### REQUIRED TASK
Can you repeat the entries starting with the line with "2256, 358, 2328]" and going on through the line with "870, 314, 919]", swapping "cell-silhouette" for "name-cell" and leaving everything else unchanged? Return only those lines.

☆ ☆ ☆ ☆ ☆ ☆ ☆

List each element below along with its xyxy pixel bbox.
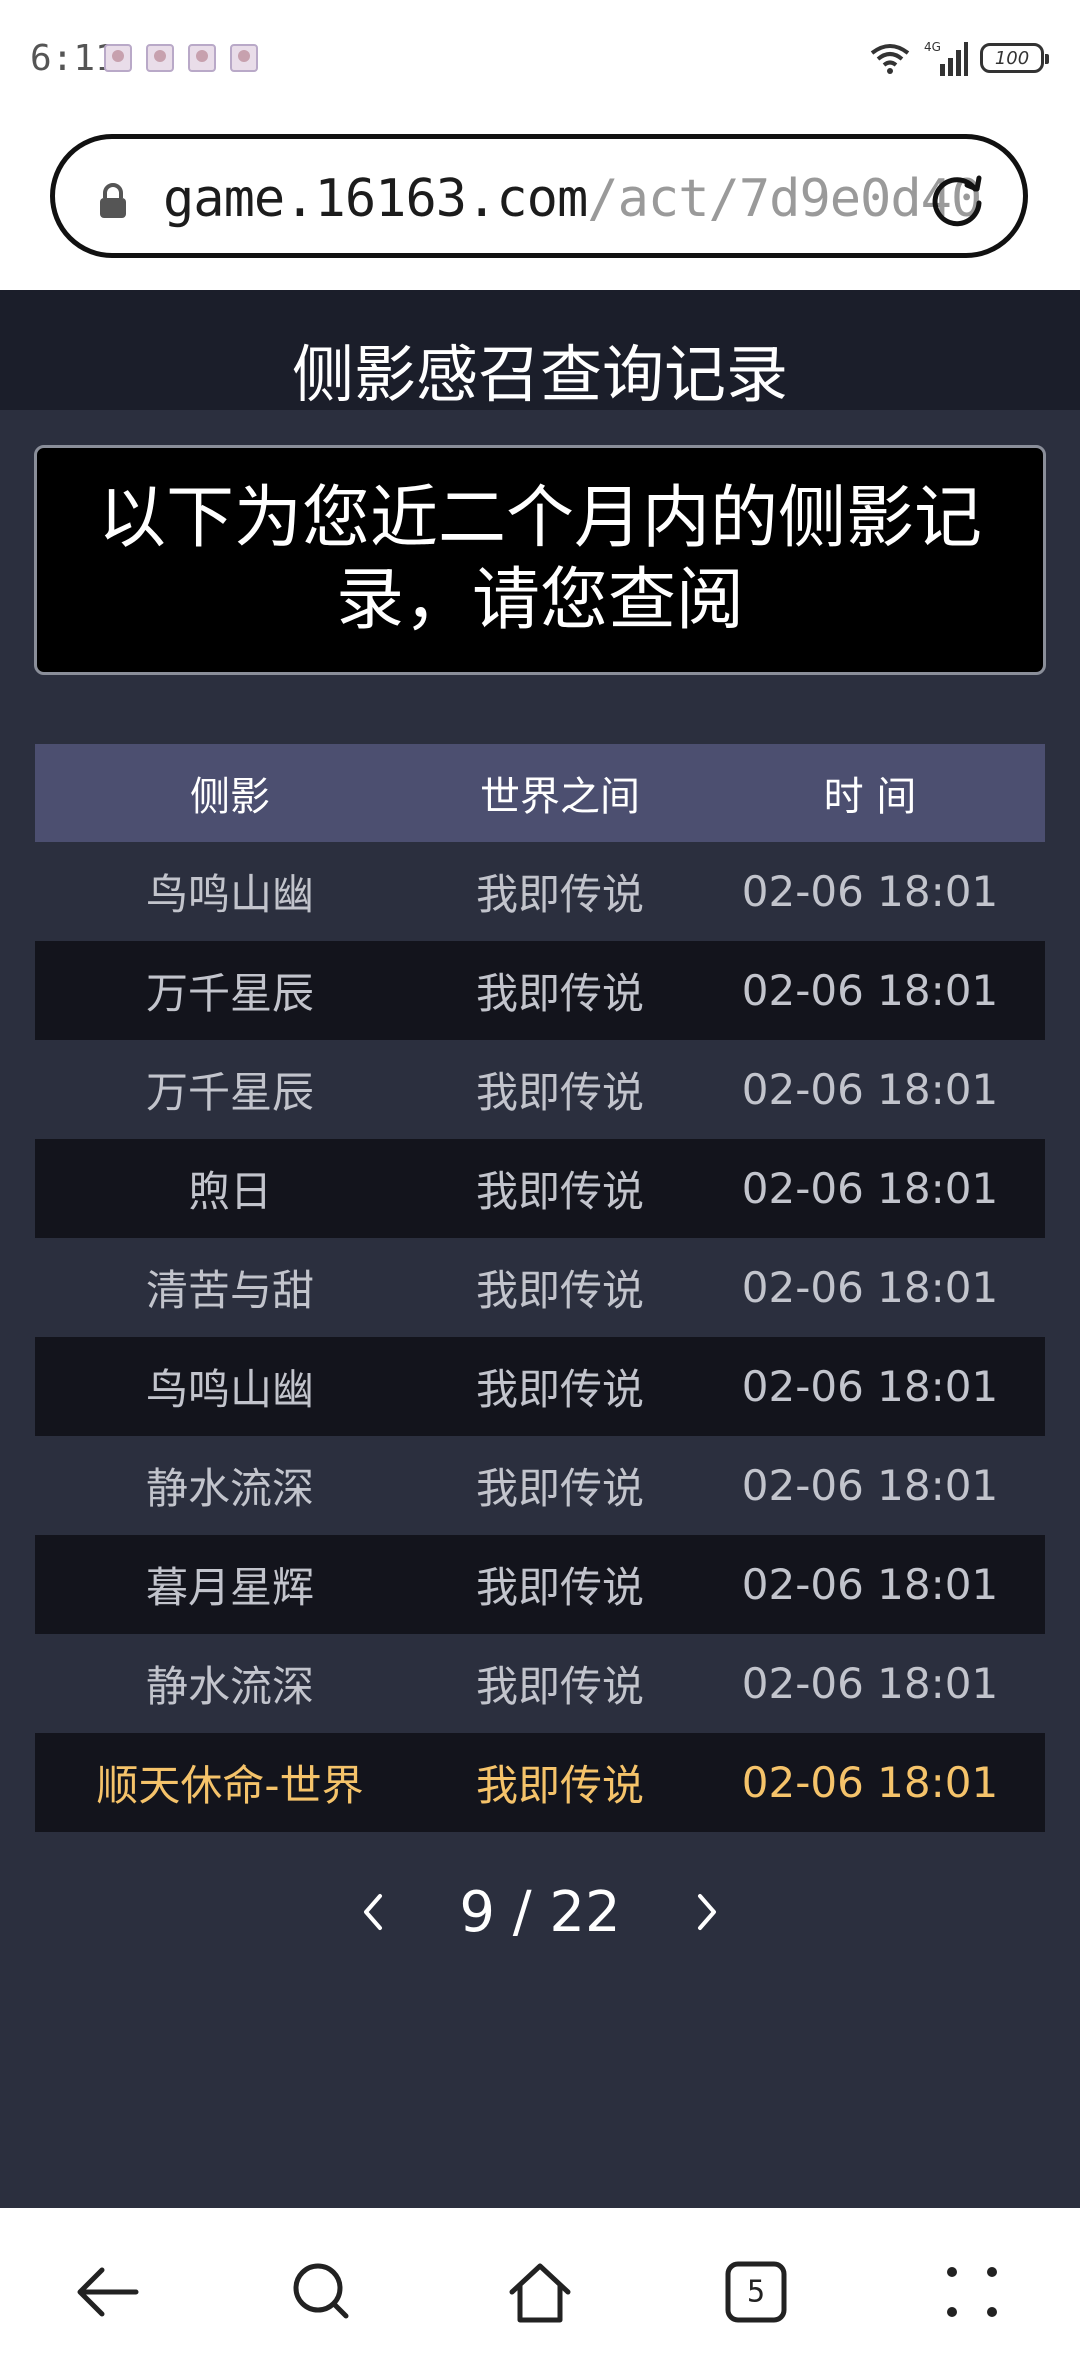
search-icon[interactable]	[286, 2256, 358, 2328]
bottom-nav: 5	[0, 2208, 1080, 2376]
cell-time: 02-06 18:01	[741, 1362, 999, 1411]
cell-silhouette: 万千星辰	[145, 1068, 314, 1117]
cell-time: 02-06 18:01	[741, 1461, 999, 1510]
cell-silhouette: 顺天休命-世界	[96, 1761, 364, 1810]
wifi-icon	[870, 44, 910, 74]
tab-count: 5	[746, 2274, 766, 2310]
table-row: 万千星辰 我即传说 02-06 18:01	[35, 941, 1045, 1040]
cell-silhouette: 静水流深	[145, 1464, 314, 1513]
status-bar: 6:11 4G 100	[0, 0, 1080, 120]
cell-silhouette: 暮月星辉	[145, 1563, 314, 1612]
notice-box: 以下为您近二个月内的侧影记录，请您查阅	[34, 445, 1046, 675]
cell-time: 02-06 18:01	[741, 1560, 999, 1609]
cell-silhouette: 万千星辰	[145, 969, 314, 1018]
home-icon[interactable]	[504, 2256, 576, 2328]
page-indicator: 9 / 22	[459, 1880, 621, 1945]
more-icon[interactable]	[936, 2256, 1008, 2328]
table-row-highlighted: 顺天休命-世界 我即传说 02-06 18:01	[35, 1733, 1045, 1832]
header-time: 时 间	[823, 774, 917, 820]
network-type: 4G	[924, 40, 941, 54]
pagination: 9 / 22	[0, 1872, 1080, 1952]
table-row: 万千星辰 我即传说 02-06 18:01	[35, 1040, 1045, 1139]
header-silhouette: 侧影	[190, 774, 270, 820]
notification-icon	[230, 44, 258, 72]
cell-time: 02-06 18:01	[741, 1659, 999, 1708]
cell-world: 我即传说	[475, 1761, 644, 1810]
table-row: 清苦与甜 我即传说 02-06 18:01	[35, 1238, 1045, 1337]
web-page: 侧影感召查询记录 以下为您近二个月内的侧影记录，请您查阅 侧影 世界之间 时 间…	[0, 290, 1080, 2208]
cell-silhouette: 鸟鸣山幽	[145, 870, 314, 919]
page-title: 侧影感召查询记录	[291, 338, 788, 411]
table-row: 鸟鸣山幽 我即传说 02-06 18:01	[35, 1337, 1045, 1436]
cell-silhouette: 清苦与甜	[145, 1266, 314, 1315]
battery-indicator: 100	[980, 43, 1049, 73]
cell-world: 我即传说	[475, 1266, 644, 1315]
cell-world: 我即传说	[475, 1464, 644, 1513]
url-domain: game.16163.com	[163, 169, 588, 229]
notice-text: 以下为您近二个月内的侧影记录，请您查阅	[97, 479, 982, 640]
table-row: 暮月星辉 我即传说 02-06 18:01	[35, 1535, 1045, 1634]
table-row: 煦日 我即传说 02-06 18:01	[35, 1139, 1045, 1238]
cell-world: 我即传说	[475, 1365, 644, 1414]
cell-silhouette: 静水流深	[145, 1662, 314, 1711]
page-header: 侧影感召查询记录	[0, 290, 1080, 411]
cell-time: 02-06 18:01	[741, 867, 999, 916]
signal-icon: 4G	[924, 40, 968, 76]
back-icon[interactable]	[72, 2256, 144, 2328]
cell-silhouette: 鸟鸣山幽	[145, 1365, 314, 1414]
cell-world: 我即传说	[475, 969, 644, 1018]
table-row: 鸟鸣山幽 我即传说 02-06 18:01	[35, 842, 1045, 941]
chevron-left-icon[interactable]	[358, 1890, 388, 1934]
cell-world: 我即传说	[475, 1068, 644, 1117]
cell-world: 我即传说	[475, 1563, 644, 1612]
cell-time: 02-06 18:01	[741, 1263, 999, 1312]
notification-icon	[146, 44, 174, 72]
address-bar[interactable]: game.16163.com/act/7d9e0d40	[50, 134, 1028, 258]
notification-icon	[104, 44, 132, 72]
cell-time: 02-06 18:01	[741, 1164, 999, 1213]
chevron-right-icon[interactable]	[692, 1890, 722, 1934]
table-row: 静水流深 我即传说 02-06 18:01	[35, 1634, 1045, 1733]
notification-icon	[188, 44, 216, 72]
url-text[interactable]: game.16163.com/act/7d9e0d40	[163, 169, 982, 229]
table-row: 静水流深 我即传说 02-06 18:01	[35, 1436, 1045, 1535]
tabs-button[interactable]: 5	[720, 2256, 792, 2328]
cell-time: 02-06 18:01	[741, 1758, 999, 1807]
cell-world: 我即传说	[475, 1662, 644, 1711]
cell-time: 02-06 18:01	[741, 1065, 999, 1114]
header-world: 世界之间	[480, 774, 640, 820]
cell-world: 我即传说	[475, 1167, 644, 1216]
cell-time: 02-06 18:01	[741, 966, 999, 1015]
records-table: 侧影 世界之间 时 间 鸟鸣山幽 我即传说 02-06 18:01 万千星辰 我…	[35, 744, 1045, 1832]
reload-icon[interactable]	[927, 169, 987, 229]
url-path: /act/7d9e0d40	[587, 169, 982, 229]
table-header: 侧影 世界之间 时 间	[35, 744, 1045, 842]
cell-world: 我即传说	[475, 870, 644, 919]
cell-silhouette: 煦日	[187, 1167, 272, 1216]
lock-icon	[100, 183, 126, 218]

☆ ☆ ☆ ☆ ☆ ☆ ☆

### FULL SOLUTION
search-icon[interactable]	[286, 2256, 358, 2328]
bottom-nav: 5	[0, 2208, 1080, 2376]
cell-time: 02-06 18:01	[741, 1362, 999, 1411]
name-cell: 万千星辰	[145, 1068, 314, 1117]
cell-time: 02-06 18:01	[741, 1461, 999, 1510]
name-cell: 顺天休命-世界	[96, 1761, 364, 1810]
wifi-icon	[870, 44, 910, 74]
tab-count: 5	[746, 2274, 766, 2310]
table-row: 万千星辰 我即传说 02-06 18:01	[35, 941, 1045, 1040]
name-cell: 静水流深	[145, 1464, 314, 1513]
status-bar: 6:11 4G 100	[0, 0, 1080, 120]
name-cell: 暮月星辉	[145, 1563, 314, 1612]
notice-box: 以下为您近二个月内的侧影记录，请您查阅	[34, 445, 1046, 675]
cell-time: 02-06 18:01	[741, 1560, 999, 1609]
name-cell: 万千星辰	[145, 969, 314, 1018]
home-icon[interactable]	[504, 2256, 576, 2328]
page-indicator: 9 / 22	[459, 1880, 621, 1945]
more-icon[interactable]	[936, 2256, 1008, 2328]
table-row-highlighted: 顺天休命-世界 我即传说 02-06 18:01	[35, 1733, 1045, 1832]
header-time: 时 间	[823, 774, 917, 820]
network-type: 4G	[924, 40, 941, 54]
pagination: 9 / 22	[0, 1872, 1080, 1952]
table-row: 万千星辰 我即传说 02-06 18:01	[35, 1040, 1045, 1139]
header-silhouette: 侧影	[190, 774, 270, 820]
notification-icon	[230, 44, 258, 72]
cell-time: 02-06 18:01	[741, 1659, 999, 1708]
cell-world: 我即传说	[475, 1761, 644, 1810]
table-row: 清苦与甜 我即传说 02-06 18:01	[35, 1238, 1045, 1337]
web-page: 侧影感召查询记录 以下为您近二个月内的侧影记录，请您查阅 侧影 世界之间 时 间…	[0, 290, 1080, 2208]
name-cell: 鸟鸣山幽	[145, 870, 314, 919]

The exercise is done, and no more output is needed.